#### INSTRUCTIONS TO FOLLOW
Repeat every entry in the listing below, exactly.

Saved entries:
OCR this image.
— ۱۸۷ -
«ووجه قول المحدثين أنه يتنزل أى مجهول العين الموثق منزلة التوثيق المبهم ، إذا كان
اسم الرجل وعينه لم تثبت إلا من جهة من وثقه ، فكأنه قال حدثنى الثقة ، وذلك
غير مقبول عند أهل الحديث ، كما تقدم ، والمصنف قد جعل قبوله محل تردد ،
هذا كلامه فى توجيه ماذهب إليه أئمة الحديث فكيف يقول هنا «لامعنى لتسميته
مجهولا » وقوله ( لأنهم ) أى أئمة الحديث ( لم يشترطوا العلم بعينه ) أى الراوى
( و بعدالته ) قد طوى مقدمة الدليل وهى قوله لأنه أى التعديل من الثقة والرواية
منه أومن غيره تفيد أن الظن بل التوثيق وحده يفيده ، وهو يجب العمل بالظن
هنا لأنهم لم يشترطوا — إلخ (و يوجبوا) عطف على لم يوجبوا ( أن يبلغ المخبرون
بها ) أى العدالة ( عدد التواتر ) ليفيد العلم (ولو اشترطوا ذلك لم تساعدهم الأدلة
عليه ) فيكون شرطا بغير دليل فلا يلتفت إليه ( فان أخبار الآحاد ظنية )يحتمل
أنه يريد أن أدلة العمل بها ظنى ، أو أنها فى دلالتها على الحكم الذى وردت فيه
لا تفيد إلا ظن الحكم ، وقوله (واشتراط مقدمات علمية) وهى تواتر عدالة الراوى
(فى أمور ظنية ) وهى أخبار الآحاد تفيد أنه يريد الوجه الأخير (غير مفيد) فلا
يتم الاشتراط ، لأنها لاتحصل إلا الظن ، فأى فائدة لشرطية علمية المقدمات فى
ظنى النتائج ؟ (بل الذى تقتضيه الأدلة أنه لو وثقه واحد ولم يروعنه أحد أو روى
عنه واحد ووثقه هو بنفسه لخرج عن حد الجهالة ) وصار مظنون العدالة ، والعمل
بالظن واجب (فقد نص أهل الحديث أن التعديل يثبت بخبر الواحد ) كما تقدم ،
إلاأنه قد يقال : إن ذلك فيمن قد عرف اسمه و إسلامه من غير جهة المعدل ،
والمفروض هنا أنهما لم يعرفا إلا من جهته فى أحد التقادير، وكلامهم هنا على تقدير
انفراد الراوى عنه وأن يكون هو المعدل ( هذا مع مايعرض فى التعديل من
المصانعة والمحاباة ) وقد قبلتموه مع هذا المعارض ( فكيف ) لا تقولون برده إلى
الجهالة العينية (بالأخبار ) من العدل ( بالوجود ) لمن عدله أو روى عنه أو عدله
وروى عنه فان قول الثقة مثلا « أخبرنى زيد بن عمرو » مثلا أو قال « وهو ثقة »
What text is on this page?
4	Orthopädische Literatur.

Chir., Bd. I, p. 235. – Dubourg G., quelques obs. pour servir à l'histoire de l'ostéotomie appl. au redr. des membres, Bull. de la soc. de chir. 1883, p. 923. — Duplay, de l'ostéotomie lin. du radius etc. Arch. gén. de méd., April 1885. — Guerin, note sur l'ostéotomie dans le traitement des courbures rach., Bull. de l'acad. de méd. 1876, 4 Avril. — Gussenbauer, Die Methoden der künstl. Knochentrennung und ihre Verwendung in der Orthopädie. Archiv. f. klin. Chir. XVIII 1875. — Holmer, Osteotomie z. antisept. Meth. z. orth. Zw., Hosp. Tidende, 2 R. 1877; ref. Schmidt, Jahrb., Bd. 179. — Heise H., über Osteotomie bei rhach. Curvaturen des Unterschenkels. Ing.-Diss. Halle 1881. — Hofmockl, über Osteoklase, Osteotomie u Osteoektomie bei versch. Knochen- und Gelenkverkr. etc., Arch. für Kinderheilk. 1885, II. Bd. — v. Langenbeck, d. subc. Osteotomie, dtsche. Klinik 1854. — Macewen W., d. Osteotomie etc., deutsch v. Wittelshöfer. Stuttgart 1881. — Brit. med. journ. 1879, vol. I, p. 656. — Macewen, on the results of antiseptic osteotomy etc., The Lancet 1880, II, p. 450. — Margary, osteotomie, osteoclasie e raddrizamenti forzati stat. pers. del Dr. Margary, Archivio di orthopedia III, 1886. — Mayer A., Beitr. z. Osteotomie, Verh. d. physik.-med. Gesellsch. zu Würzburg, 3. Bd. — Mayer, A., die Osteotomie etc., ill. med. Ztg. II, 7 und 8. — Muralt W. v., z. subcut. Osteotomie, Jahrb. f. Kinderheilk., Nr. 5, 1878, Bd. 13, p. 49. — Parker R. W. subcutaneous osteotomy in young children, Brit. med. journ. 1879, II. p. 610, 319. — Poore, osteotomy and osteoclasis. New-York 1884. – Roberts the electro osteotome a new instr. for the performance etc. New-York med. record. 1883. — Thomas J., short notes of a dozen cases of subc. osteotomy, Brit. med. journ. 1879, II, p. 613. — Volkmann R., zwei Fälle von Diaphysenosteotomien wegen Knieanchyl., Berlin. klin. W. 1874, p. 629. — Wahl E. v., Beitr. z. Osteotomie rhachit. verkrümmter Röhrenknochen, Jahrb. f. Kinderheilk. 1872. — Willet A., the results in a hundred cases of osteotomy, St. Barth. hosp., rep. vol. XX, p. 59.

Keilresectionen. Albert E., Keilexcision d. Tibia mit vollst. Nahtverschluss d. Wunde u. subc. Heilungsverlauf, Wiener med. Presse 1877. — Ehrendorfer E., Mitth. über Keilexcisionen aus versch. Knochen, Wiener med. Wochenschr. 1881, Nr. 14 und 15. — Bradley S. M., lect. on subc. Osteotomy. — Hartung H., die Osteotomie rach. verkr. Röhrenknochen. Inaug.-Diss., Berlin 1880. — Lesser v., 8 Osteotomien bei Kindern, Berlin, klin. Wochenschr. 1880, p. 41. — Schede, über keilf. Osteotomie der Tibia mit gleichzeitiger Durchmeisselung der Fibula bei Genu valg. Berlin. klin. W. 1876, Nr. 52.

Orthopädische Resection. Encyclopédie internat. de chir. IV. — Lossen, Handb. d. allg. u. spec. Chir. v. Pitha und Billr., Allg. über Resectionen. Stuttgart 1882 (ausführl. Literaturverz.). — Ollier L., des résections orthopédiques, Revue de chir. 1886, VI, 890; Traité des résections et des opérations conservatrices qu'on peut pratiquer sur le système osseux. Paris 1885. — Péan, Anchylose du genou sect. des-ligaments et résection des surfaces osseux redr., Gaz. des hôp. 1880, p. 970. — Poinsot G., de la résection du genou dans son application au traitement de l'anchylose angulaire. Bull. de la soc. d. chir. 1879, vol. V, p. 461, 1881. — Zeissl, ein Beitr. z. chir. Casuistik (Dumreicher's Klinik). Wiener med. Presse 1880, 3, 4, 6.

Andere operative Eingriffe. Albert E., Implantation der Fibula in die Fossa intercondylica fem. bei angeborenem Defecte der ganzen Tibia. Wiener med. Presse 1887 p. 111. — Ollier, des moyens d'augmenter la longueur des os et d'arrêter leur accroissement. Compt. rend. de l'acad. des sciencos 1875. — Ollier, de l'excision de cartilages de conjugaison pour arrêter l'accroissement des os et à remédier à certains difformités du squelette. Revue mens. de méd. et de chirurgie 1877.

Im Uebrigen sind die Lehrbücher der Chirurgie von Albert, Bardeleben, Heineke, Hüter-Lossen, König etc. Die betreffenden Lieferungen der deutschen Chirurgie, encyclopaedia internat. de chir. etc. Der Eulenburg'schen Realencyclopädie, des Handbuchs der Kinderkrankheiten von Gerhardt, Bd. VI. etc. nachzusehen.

#### SOLUTION FOR THIS EXERCISE
OCR this image.
— ۱۸۷ -
«ووجه قول المحدثين أنه يتنزل أى مجهول العين الموثق منزلة التوثيق المبهم ، إذا كان
اسم الرجل وعينه لم تثبت إلا من جهة من وثقه ، فكأنه قال حدثنى الثقة ، وذلك
غير مقبول عند أهل الحديث ، كما تقدم ، والمصنف قد جعل قبوله محل تردد ،
هذا كلامه فى توجيه ماذهب إليه أئمة الحديث فكيف يقول هنا «لامعنى لتسميته
مجهولا » وقوله ( لأنهم ) أى أئمة الحديث ( لم يشترطوا العلم بعينه ) أى الراوى
( و بعدالته ) قد طوى مقدمة الدليل وهى قوله لأنه أى التعديل من الثقة والرواية
منه أومن غيره تفيد أن الظن بل التوثيق وحده يفيده ، وهو يجب العمل بالظن
هنا لأنهم لم يشترطوا — إلخ (و يوجبوا) عطف على لم يوجبوا ( أن يبلغ المخبرون
بها ) أى العدالة ( عدد التواتر ) ليفيد العلم (ولو اشترطوا ذلك لم تساعدهم الأدلة
عليه ) فيكون شرطا بغير دليل فلا يلتفت إليه ( فان أخبار الآحاد ظنية )يحتمل
أنه يريد أن أدلة العمل بها ظنى ، أو أنها فى دلالتها على الحكم الذى وردت فيه
لا تفيد إلا ظن الحكم ، وقوله (واشتراط مقدمات علمية) وهى تواتر عدالة الراوى
(فى أمور ظنية ) وهى أخبار الآحاد تفيد أنه يريد الوجه الأخير (غير مفيد) فلا
يتم الاشتراط ، لأنها لاتحصل إلا الظن ، فأى فائدة لشرطية علمية المقدمات فى
ظنى النتائج ؟ (بل الذى تقتضيه الأدلة أنه لو وثقه واحد ولم يروعنه أحد أو روى
عنه واحد ووثقه هو بنفسه لخرج عن حد الجهالة ) وصار مظنون العدالة ، والعمل
بالظن واجب (فقد نص أهل الحديث أن التعديل يثبت بخبر الواحد ) كما تقدم ،
إلاأنه قد يقال : إن ذلك فيمن قد عرف اسمه و إسلامه من غير جهة المعدل ،
والمفروض هنا أنهما لم يعرفا إلا من جهته فى أحد التقادير، وكلامهم هنا على تقدير
انفراد الراوى عنه وأن يكون هو المعدل ( هذا مع مايعرض فى التعديل من
المصانعة والمحاباة ) وقد قبلتموه مع هذا المعارض ( فكيف ) لا تقولون برده إلى
الجهالة العينية (بالأخبار ) من العدل ( بالوجود ) لمن عدله أو روى عنه أو عدله
وروى عنه فان قول الثقة مثلا « أخبرنى زيد بن عمرو » مثلا أو قال « وهو ثقة »
What text is on this page?
4	Orthopädische Literatur.

Chir., Bd. I, p. 235. – Dubourg G., quelques obs. pour servir à l'histoire de l'ostéotomie appl. au redr. des membres, Bull. de la soc. de chir. 1883, p. 923. — Duplay, de l'ostéotomie lin. du radius etc. Arch. gén. de méd., April 1885. — Guerin, note sur l'ostéotomie dans le traitement des courbures rach., Bull. de l'acad. de méd. 1876, 4 Avril. — Gussenbauer, Die Methoden der künstl. Knochentrennung und ihre Verwendung in der Orthopädie. Archiv. f. klin. Chir. XVIII 1875. — Holmer, Osteotomie z. antisept. Meth. z. orth. Zw., Hosp. Tidende, 2 R. 1877; ref. Schmidt, Jahrb., Bd. 179. — Heise H., über Osteotomie bei rhach. Curvaturen des Unterschenkels. Ing.-Diss. Halle 1881. — Hofmockl, über Osteoklase, Osteotomie u Osteoektomie bei versch. Knochen- und Gelenkverkr. etc., Arch. für Kinderheilk. 1885, II. Bd. — v. Langenbeck, d. subc. Osteotomie, dtsche. Klinik 1854. — Macewen W., d. Osteotomie etc., deutsch v. Wittelshöfer. Stuttgart 1881. — Brit. med. journ. 1879, vol. I, p. 656. — Macewen, on the results of antiseptic osteotomy etc., The Lancet 1880, II, p. 450. — Margary, osteotomie, osteoclasie e raddrizamenti forzati stat. pers. del Dr. Margary, Archivio di orthopedia III, 1886. — Mayer A., Beitr. z. Osteotomie, Verh. d. physik.-med. Gesellsch. zu Würzburg, 3. Bd. — Mayer, A., die Osteotomie etc., ill. med. Ztg. II, 7 und 8. — Muralt W. v., z. subcut. Osteotomie, Jahrb. f. Kinderheilk., Nr. 5, 1878, Bd. 13, p. 49. — Parker R. W. subcutaneous osteotomy in young children, Brit. med. journ. 1879, II. p. 610, 319. — Poore, osteotomy and osteoclasis. New-York 1884. – Roberts the electro osteotome a new instr. for the performance etc. New-York med. record. 1883. — Thomas J., short notes of a dozen cases of subc. osteotomy, Brit. med. journ. 1879, II, p. 613. — Volkmann R., zwei Fälle von Diaphysenosteotomien wegen Knieanchyl., Berlin. klin. W. 1874, p. 629. — Wahl E. v., Beitr. z. Osteotomie rhachit. verkrümmter Röhrenknochen, Jahrb. f. Kinderheilk. 1872. — Willet A., the results in a hundred cases of osteotomy, St. Barth. hosp., rep. vol. XX, p. 59.

Keilresectionen. Albert E., Keilexcision d. Tibia mit vollst. Nahtverschluss d. Wunde u. subc. Heilungsverlauf, Wiener med. Presse 1877. — Ehrendorfer E., Mitth. über Keilexcisionen aus versch. Knochen, Wiener med. Wochenschr. 1881, Nr. 14 und 15. — Bradley S. M., lect. on subc. Osteotomy. — Hartung H., die Osteotomie rach. verkr. Röhrenknochen. Inaug.-Diss., Berlin 1880. — Lesser v., 8 Osteotomien bei Kindern, Berlin, klin. Wochenschr. 1880, p. 41. — Schede, über keilf. Osteotomie der Tibia mit gleichzeitiger Durchmeisselung der Fibula bei Genu valg. Berlin. klin. W. 1876, Nr. 52.

Orthopädische Resection. Encyclopédie internat. de chir. IV. — Lossen, Handb. d. allg. u. spec. Chir. v. Pitha und Billr., Allg. über Resectionen. Stuttgart 1882 (ausführl. Literaturverz.). — Ollier L., des résections orthopédiques, Revue de chir. 1886, VI, 890; Traité des résections et des opérations conservatrices qu'on peut pratiquer sur le système osseux. Paris 1885. — Péan, Anchylose du genou sect. des-ligaments et résection des surfaces osseux redr., Gaz. des hôp. 1880, p. 970. — Poinsot G., de la résection du genou dans son application au traitement de l'anchylose angulaire. Bull. de la soc. d. chir. 1879, vol. V, p. 461, 1881. — Zeissl, ein Beitr. z. chir. Casuistik (Dumreicher's Klinik). Wiener med. Presse 1880, 3, 4, 6.

Andere operative Eingriffe. Albert E., Implantation der Fibula in die Fossa intercondylica fem. bei angeborenem Defecte der ganzen Tibia. Wiener med. Presse 1887 p. 111. — Ollier, des moyens d'augmenter la longueur des os et d'arrêter leur accroissement. Compt. rend. de l'acad. des sciencos 1875. — Ollier, de l'excision de cartilages de conjugaison pour arrêter l'accroissement des os et à remédier à certains difformités du squelette. Revue mens. de méd. et de chirurgie 1877.

Im Uebrigen sind die Lehrbücher der Chirurgie von Albert, Bardeleben, Heineke, Hüter-Lossen, König etc. Die betreffenden Lieferungen der deutschen Chirurgie, encyclopaedia internat. de chir. etc. Der Eulenburg'schen Realencyclopädie, des Handbuchs der Kinderkrankheiten von Gerhardt, Bd. VI. etc. nachzusehen.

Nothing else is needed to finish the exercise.